State how many lines of the entries hold the string "réglez", and nothing more.

Recorded data
==========

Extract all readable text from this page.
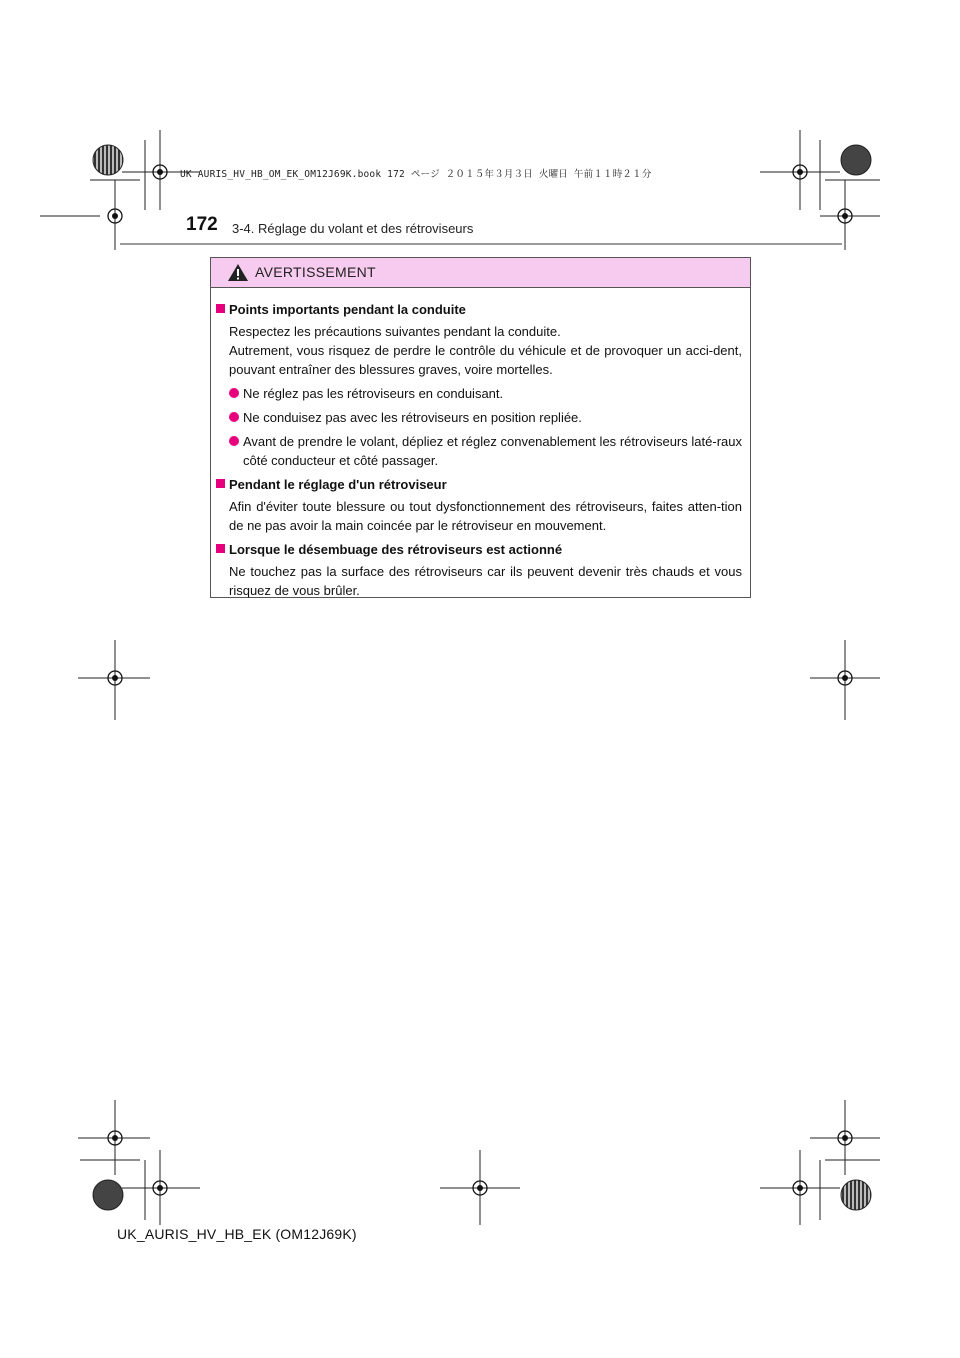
UK AURIS_HV_HB_OM_EK_OM12J69K.book 172 ページ ２０１５年３月３日 火曜日 午前１１時２１分

172 3-4. Réglage du volant et des rétroviseurs
AVERTISSEMENT

Points importants pendant la conduite

Respectez les précautions suivantes pendant la conduite.
Autrement, vous risquez de perdre le contrôle du véhicule et de provoquer un acci-dent, pouvant entraîner des blessures graves, voire mortelles.

Ne réglez pas les rétroviseurs en conduisant.

Ne conduisez pas avec les rétroviseurs en position repliée.

Avant de prendre le volant, dépliez et réglez convenablement les rétroviseurs laté-raux côté conducteur et côté passager.

Pendant le réglage d'un rétroviseur

Afin d'éviter toute blessure ou tout dysfonctionnement des rétroviseurs, faites atten-tion de ne pas avoir la main coincée par le rétroviseur en mouvement.

Lorsque le désembuage des rétroviseurs est actionné

Ne touchez pas la surface des rétroviseurs car ils peuvent devenir très chauds et vous risquez de vous brûler.

UK_AURIS_HV_HB_EK (OM12J69K)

==========

ANSWER TO THIS PROBLEM:
2